(Figure collection entries)
──────────────────────────────

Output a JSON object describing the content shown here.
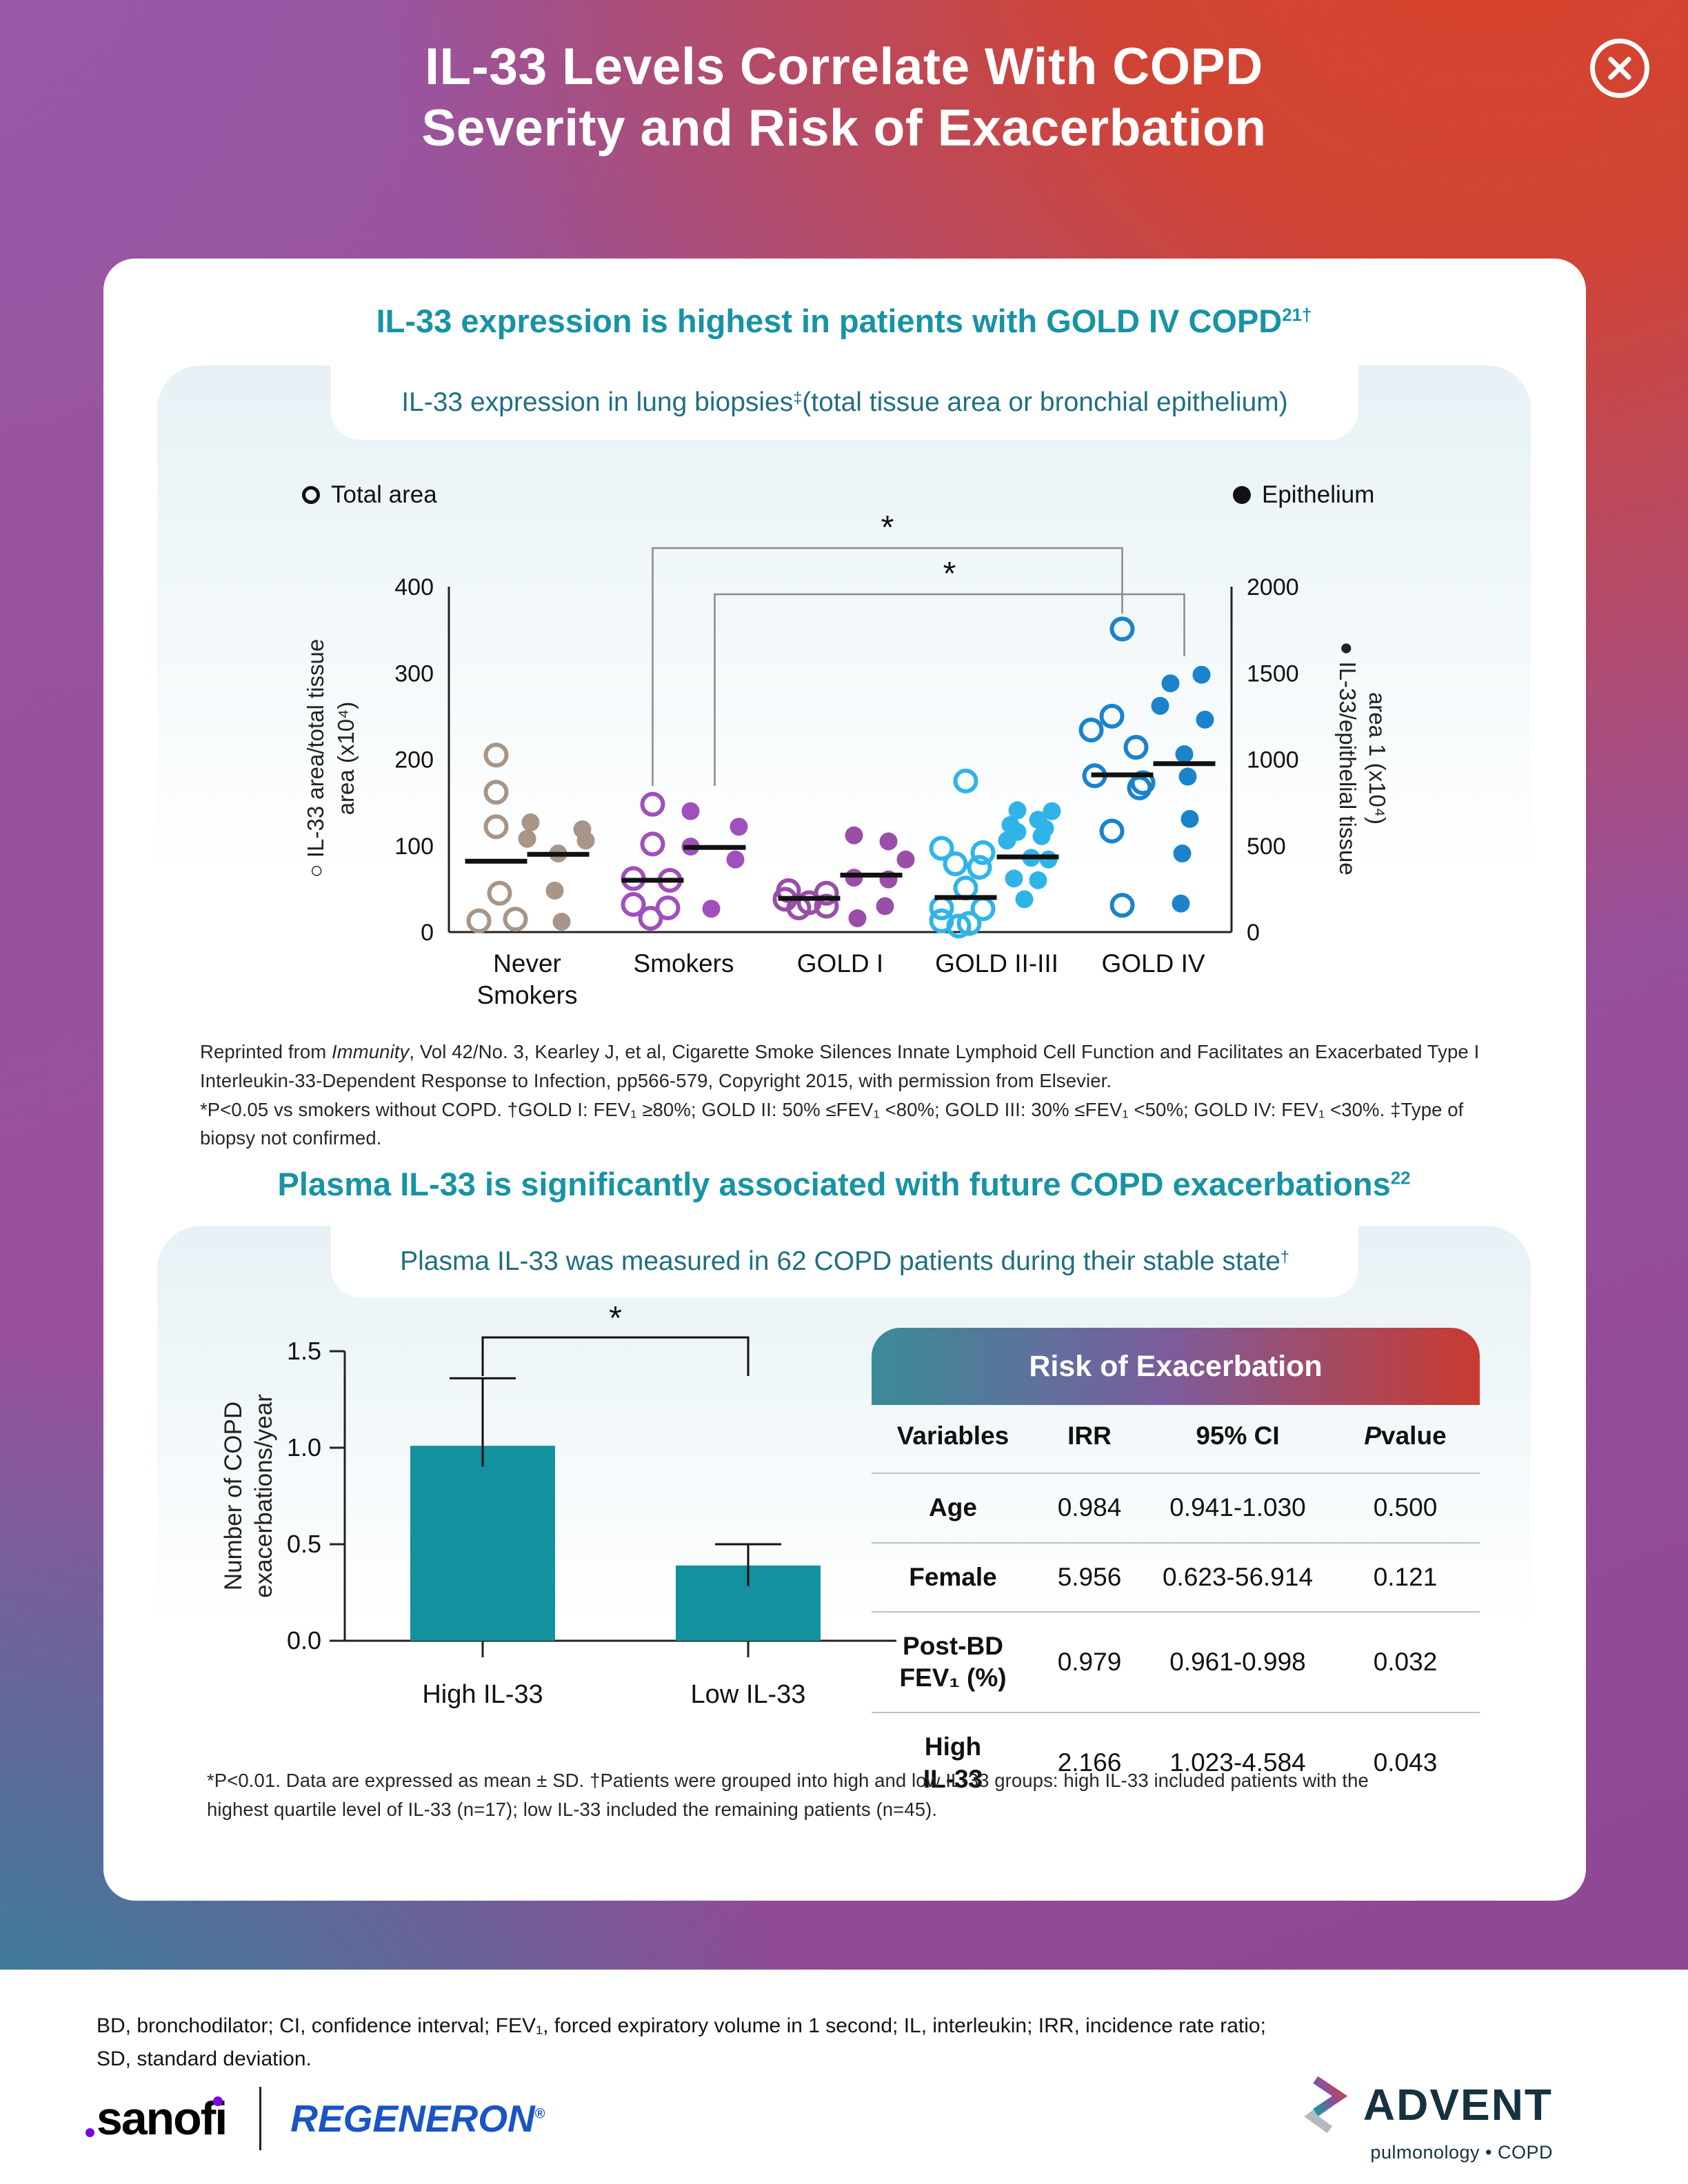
{
  "header": {
    "title_line1": "IL-33 Levels Correlate With COPD",
    "title_line2": "Severity and Risk of Exacerbation"
  },
  "section1": {
    "heading": "IL-33 expression is highest in patients with GOLD IV COPD",
    "heading_sup": "21†",
    "subtitle": "IL-33 expression in lung biopsies",
    "subtitle_sup": "‡",
    "subtitle_rest": " (total tissue area or bronchial epithelium)",
    "legend": {
      "open": "Total area",
      "filled": "Epithelium"
    },
    "footnote": {
      "reprint_pre": "Reprinted from ",
      "reprint_italic": "Immunity",
      "reprint_rest": ", Vol 42/No. 3, Kearley J, et al, Cigarette Smoke Silences Innate Lymphoid Cell Function and Facilitates an Exacerbated Type I Interleukin-33-Dependent Response to Infection, pp566-579, Copyright 2015, with permission from Elsevier.",
      "stats": "*P<0.05 vs smokers without COPD. †GOLD I: FEV₁ ≥80%; GOLD II: 50% ≤FEV₁ <80%; GOLD III: 30% ≤FEV₁ <50%; GOLD IV: FEV₁ <30%. ‡Type of biopsy not confirmed."
    }
  },
  "section2": {
    "heading": "Plasma IL-33 is significantly associated with future COPD exacerbations",
    "heading_sup": "22",
    "subtitle": "Plasma IL-33 was measured in 62 COPD patients during their stable state",
    "subtitle_sup": "†",
    "footnote": "*P<0.01. Data are expressed as mean ± SD. †Patients were grouped into high and low IL-33 groups: high IL-33 included patients with the highest quartile level of IL-33 (n=17); low IL-33 included the remaining patients (n=45)."
  },
  "chart_data": [
    {
      "type": "scatter",
      "title": "IL-33 expression in lung biopsies (total tissue area or bronchial epithelium)",
      "legend": [
        "Total area",
        "Epithelium"
      ],
      "left_axis": {
        "label_lines": [
          "○ IL-33 area/total tissue",
          "area (x10⁴)"
        ],
        "lim": [
          0,
          400
        ],
        "ticks": [
          0,
          100,
          200,
          300,
          400
        ]
      },
      "right_axis": {
        "label_lines": [
          "● IL-33/epithelial tissue",
          "area 1 (x10⁴)"
        ],
        "lim": [
          0,
          2000
        ],
        "ticks": [
          0,
          500,
          1000,
          1500,
          2000
        ]
      },
      "groups": [
        {
          "label_lines": [
            "Never",
            "Smokers"
          ],
          "color": "#a79587",
          "open_points": [
            [
              0,
              205
            ],
            [
              0,
              162
            ],
            [
              0,
              122
            ],
            [
              5,
              45
            ],
            [
              -25,
              13
            ],
            [
              28,
              15
            ]
          ],
          "open_median": 82,
          "filled_points": [
            [
              -40,
              635
            ],
            [
              35,
              595
            ],
            [
              -45,
              540
            ],
            [
              40,
              530
            ],
            [
              0,
              455
            ],
            [
              -5,
              240
            ],
            [
              5,
              60
            ]
          ],
          "filled_median": 450
        },
        {
          "label_lines": [
            "Smokers"
          ],
          "color": "#a050bb",
          "open_points": [
            [
              0,
              148
            ],
            [
              0,
              102
            ],
            [
              -28,
              62
            ],
            [
              25,
              60
            ],
            [
              -28,
              32
            ],
            [
              22,
              28
            ],
            [
              -3,
              16
            ]
          ],
          "open_median": 60,
          "filled_points": [
            [
              -35,
              700
            ],
            [
              35,
              610
            ],
            [
              -35,
              495
            ],
            [
              30,
              420
            ],
            [
              -5,
              135
            ]
          ],
          "filled_median": 490
        },
        {
          "label_lines": [
            "GOLD I"
          ],
          "color": "#9a4ea8",
          "open_points": [
            [
              -30,
              48
            ],
            [
              25,
              45
            ],
            [
              -35,
              38
            ],
            [
              0,
              34
            ],
            [
              25,
              30
            ],
            [
              -15,
              28
            ]
          ],
          "open_median": 39,
          "filled_points": [
            [
              -25,
              560
            ],
            [
              25,
              525
            ],
            [
              50,
              420
            ],
            [
              -25,
              315
            ],
            [
              25,
              305
            ],
            [
              20,
              150
            ],
            [
              -20,
              80
            ]
          ],
          "filled_median": 330
        },
        {
          "label_lines": [
            "GOLD II-III"
          ],
          "color": "#30b4e8",
          "open_points": [
            [
              0,
              175
            ],
            [
              -35,
              97
            ],
            [
              25,
              92
            ],
            [
              -15,
              79
            ],
            [
              20,
              75
            ],
            [
              0,
              51
            ],
            [
              -35,
              28
            ],
            [
              25,
              27
            ],
            [
              -35,
              13
            ],
            [
              5,
              10
            ],
            [
              -10,
              7
            ]
          ],
          "open_median": 40,
          "filled_points": [
            [
              -15,
              705
            ],
            [
              35,
              700
            ],
            [
              15,
              650
            ],
            [
              -25,
              620
            ],
            [
              25,
              600
            ],
            [
              -15,
              580
            ],
            [
              20,
              555
            ],
            [
              -30,
              530
            ],
            [
              5,
              430
            ],
            [
              30,
              420
            ],
            [
              -20,
              310
            ],
            [
              15,
              300
            ],
            [
              -5,
              190
            ]
          ],
          "filled_median": 435
        },
        {
          "label_lines": [
            "GOLD IV"
          ],
          "color": "#1a83cc",
          "open_points": [
            [
              0,
              351
            ],
            [
              -15,
              250
            ],
            [
              -45,
              234
            ],
            [
              20,
              214
            ],
            [
              -40,
              181
            ],
            [
              25,
              167
            ],
            [
              30,
              173
            ],
            [
              -15,
              117
            ],
            [
              0,
              31
            ]
          ],
          "open_median": 182,
          "filled_points": [
            [
              25,
              1490
            ],
            [
              -20,
              1440
            ],
            [
              -35,
              1310
            ],
            [
              30,
              1230
            ],
            [
              0,
              1030
            ],
            [
              5,
              900
            ],
            [
              8,
              655
            ],
            [
              -3,
              455
            ],
            [
              -5,
              165
            ]
          ],
          "filled_median": 975
        }
      ],
      "significance_stars": [
        "*",
        "*"
      ]
    },
    {
      "type": "bar",
      "categories": [
        "High IL-33",
        "Low IL-33"
      ],
      "values": [
        1.01,
        0.39
      ],
      "error_up": [
        0.35,
        0.11
      ],
      "ylabel_lines": [
        "Number of COPD",
        "exacerbations/year"
      ],
      "ylim": [
        0,
        1.5
      ],
      "yticks": [
        "0.0",
        "0.5",
        "1.0",
        "1.5"
      ],
      "bar_color": "#13919e",
      "significance": "*"
    },
    {
      "type": "table",
      "title": "Risk of Exacerbation",
      "columns": [
        "Variables",
        "IRR",
        "95% CI",
        "P value"
      ],
      "rows": [
        {
          "variable_lines": [
            "Age"
          ],
          "irr": "0.984",
          "ci": "0.941-1.030",
          "p": "0.500"
        },
        {
          "variable_lines": [
            "Female"
          ],
          "irr": "5.956",
          "ci": "0.623-56.914",
          "p": "0.121"
        },
        {
          "variable_lines": [
            "Post-BD",
            "FEV₁ (%)"
          ],
          "irr": "0.979",
          "ci": "0.961-0.998",
          "p": "0.032"
        },
        {
          "variable_lines": [
            "High",
            "IL-33"
          ],
          "irr": "2.166",
          "ci": "1.023-4.584",
          "p": "0.043"
        }
      ]
    }
  ],
  "footer": {
    "abbreviations_line1": "BD, bronchodilator; CI, confidence interval; FEV₁, forced expiratory volume in 1 second; IL, interleukin; IRR, incidence rate ratio;",
    "abbreviations_line2": "SD, standard deviation.",
    "sanofi_logo": "sanofi",
    "regeneron_logo": "REGENERON",
    "regeneron_mark": "®",
    "advent_logo": "ADVENT",
    "advent_tagline": "pulmonology • COPD"
  },
  "colors": {
    "heading_teal": "#1793a5",
    "subtitle_teal": "#1f6f80",
    "bar_teal": "#13919e",
    "table_gradient_left": "#3a8b97",
    "table_gradient_mid": "#7b5d9e",
    "table_gradient_right": "#c93a2f"
  }
}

──────────────────────────────

Task directions >> The lines above that hold "tissue" are the result; show every one of them.

Response box >>
    "subtitle_rest": " (total tissue area or bronchial epithelium)",
      "title": "IL-33 expression in lung biopsies (total tissue area or bronchial epithelium)",
          "○ IL-33 area/total tissue",
          "● IL-33/epithelial tissue",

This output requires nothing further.